[Some records]
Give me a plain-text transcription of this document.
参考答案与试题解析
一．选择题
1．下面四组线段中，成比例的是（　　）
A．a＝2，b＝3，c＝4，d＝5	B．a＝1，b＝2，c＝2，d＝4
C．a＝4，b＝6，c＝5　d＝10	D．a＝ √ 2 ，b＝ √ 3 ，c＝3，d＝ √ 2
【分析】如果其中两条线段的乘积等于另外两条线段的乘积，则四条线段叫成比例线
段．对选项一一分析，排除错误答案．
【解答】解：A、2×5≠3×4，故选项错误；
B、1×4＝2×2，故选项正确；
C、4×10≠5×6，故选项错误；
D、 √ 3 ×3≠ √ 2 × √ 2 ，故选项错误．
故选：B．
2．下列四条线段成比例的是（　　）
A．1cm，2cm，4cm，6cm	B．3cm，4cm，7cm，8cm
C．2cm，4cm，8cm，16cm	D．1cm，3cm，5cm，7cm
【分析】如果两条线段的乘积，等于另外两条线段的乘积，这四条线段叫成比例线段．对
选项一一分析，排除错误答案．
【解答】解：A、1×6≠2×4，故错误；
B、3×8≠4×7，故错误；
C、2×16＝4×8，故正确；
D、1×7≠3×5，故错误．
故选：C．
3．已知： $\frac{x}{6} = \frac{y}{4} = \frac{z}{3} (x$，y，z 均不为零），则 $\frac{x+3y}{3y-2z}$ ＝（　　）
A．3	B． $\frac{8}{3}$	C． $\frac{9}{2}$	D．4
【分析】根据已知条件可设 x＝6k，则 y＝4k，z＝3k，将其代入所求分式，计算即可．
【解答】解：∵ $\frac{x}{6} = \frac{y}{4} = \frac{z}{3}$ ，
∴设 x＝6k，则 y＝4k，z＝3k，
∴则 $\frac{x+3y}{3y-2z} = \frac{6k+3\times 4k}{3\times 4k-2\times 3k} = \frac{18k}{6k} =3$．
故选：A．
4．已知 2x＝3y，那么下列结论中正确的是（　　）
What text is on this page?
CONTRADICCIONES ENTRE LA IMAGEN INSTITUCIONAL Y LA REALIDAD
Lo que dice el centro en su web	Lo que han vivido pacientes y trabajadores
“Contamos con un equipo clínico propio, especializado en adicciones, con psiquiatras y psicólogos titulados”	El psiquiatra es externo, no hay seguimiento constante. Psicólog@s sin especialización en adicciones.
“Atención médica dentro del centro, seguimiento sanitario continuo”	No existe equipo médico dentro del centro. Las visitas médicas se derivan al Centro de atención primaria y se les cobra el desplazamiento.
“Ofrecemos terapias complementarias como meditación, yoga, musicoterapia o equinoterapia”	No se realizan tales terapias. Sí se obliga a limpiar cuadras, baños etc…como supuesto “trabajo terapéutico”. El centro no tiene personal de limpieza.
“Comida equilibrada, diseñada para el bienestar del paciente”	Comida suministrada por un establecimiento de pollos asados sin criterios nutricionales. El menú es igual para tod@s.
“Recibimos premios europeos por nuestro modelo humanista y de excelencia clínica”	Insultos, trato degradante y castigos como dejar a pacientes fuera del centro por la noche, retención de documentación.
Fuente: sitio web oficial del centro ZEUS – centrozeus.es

• [Exercise directions]
Look through the data and gather every line with the string "故选项错误" in it.

• [Exercise response]
【解答】解：A、2×5≠3×4，故选项错误；
C、4×10≠5×6，故选项错误；
D、 √ 3 ×3≠ √ 2 × √ 2 ，故选项错误．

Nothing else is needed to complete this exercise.